• **WRITTEN INSTRUCTION**
Extract the data exactly, missing nothing.

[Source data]
- - - -
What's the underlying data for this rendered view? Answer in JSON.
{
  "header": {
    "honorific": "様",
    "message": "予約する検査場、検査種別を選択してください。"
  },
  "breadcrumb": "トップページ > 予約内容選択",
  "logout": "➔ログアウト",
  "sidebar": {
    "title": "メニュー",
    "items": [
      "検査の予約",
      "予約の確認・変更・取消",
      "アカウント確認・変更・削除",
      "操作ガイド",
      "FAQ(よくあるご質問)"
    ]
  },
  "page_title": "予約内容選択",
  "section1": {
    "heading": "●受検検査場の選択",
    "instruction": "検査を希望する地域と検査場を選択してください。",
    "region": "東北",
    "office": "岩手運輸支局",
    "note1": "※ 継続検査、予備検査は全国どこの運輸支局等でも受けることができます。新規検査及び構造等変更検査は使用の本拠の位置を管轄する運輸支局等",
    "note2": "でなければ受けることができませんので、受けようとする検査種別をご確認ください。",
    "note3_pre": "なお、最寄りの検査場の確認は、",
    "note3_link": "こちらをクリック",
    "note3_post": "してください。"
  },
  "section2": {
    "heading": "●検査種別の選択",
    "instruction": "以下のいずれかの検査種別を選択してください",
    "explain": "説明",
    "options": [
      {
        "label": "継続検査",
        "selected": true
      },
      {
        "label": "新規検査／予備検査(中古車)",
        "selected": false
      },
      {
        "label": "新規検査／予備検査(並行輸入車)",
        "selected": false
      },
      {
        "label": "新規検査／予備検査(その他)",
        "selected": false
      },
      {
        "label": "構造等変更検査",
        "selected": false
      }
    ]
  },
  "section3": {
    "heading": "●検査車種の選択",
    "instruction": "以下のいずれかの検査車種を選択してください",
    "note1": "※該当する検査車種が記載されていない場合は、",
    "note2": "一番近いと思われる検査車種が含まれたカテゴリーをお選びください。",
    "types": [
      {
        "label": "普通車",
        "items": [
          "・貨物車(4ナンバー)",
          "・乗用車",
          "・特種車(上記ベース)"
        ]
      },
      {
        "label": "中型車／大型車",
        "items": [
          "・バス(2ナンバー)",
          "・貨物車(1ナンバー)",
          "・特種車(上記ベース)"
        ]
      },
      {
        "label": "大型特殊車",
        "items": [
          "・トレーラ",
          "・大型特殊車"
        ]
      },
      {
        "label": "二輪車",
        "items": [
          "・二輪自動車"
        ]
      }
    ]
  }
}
- - - -
• **SOLUTION**
What's the underlying data for this rendered view? Answer in JSON.
{
  "header": {
    "honorific": "様",
    "message": "予約する検査場、検査種別を選択してください。"
  },
  "breadcrumb": "トップページ > 予約内容選択",
  "logout": "➔ログアウト",
  "sidebar": {
    "title": "メニュー",
    "items": [
      "検査の予約",
      "予約の確認・変更・取消",
      "アカウント確認・変更・削除",
      "操作ガイド",
      "FAQ(よくあるご質問)"
    ]
  },
  "page_title": "予約内容選択",
  "section1": {
    "heading": "●受検検査場の選択",
    "instruction": "検査を希望する地域と検査場を選択してください。",
    "region": "東北",
    "office": "岩手運輸支局",
    "note1": "※ 継続検査、予備検査は全国どこの運輸支局等でも受けることができます。新規検査及び構造等変更検査は使用の本拠の位置を管轄する運輸支局等",
    "note2": "でなければ受けることができませんので、受けようとする検査種別をご確認ください。",
    "note3_pre": "なお、最寄りの検査場の確認は、",
    "note3_link": "こちらをクリック",
    "note3_post": "してください。"
  },
  "section2": {
    "heading": "●検査種別の選択",
    "instruction": "以下のいずれかの検査種別を選択してください",
    "explain": "説明",
    "options": [
      {
        "label": "継続検査",
        "selected": true
      },
      {
        "label": "新規検査／予備検査(中古車)",
        "selected": false
      },
      {
        "label": "新規検査／予備検査(並行輸入車)",
        "selected": false
      },
      {
        "label": "新規検査／予備検査(その他)",
        "selected": false
      },
      {
        "label": "構造等変更検査",
        "selected": false
      }
    ]
  },
  "section3": {
    "heading": "●検査車種の選択",
    "instruction": "以下のいずれかの検査車種を選択してください",
    "note1": "※該当する検査車種が記載されていない場合は、",
    "note2": "一番近いと思われる検査車種が含まれたカテゴリーをお選びください。",
    "types": [
      {
        "label": "普通車",
        "items": [
          "・貨物車(4ナンバー)",
          "・乗用車",
          "・特種車(上記ベース)"
        ]
      },
      {
        "label": "中型車／大型車",
        "items": [
          "・バス(2ナンバー)",
          "・貨物車(1ナンバー)",
          "・特種車(上記ベース)"
        ]
      },
      {
        "label": "大型特殊車",
        "items": [
          "・トレーラ",
          "・大型特殊車"
        ]
      },
      {
        "label": "二輪車",
        "items": [
          "・二輪自動車"
        ]
      }
    ]
  }
}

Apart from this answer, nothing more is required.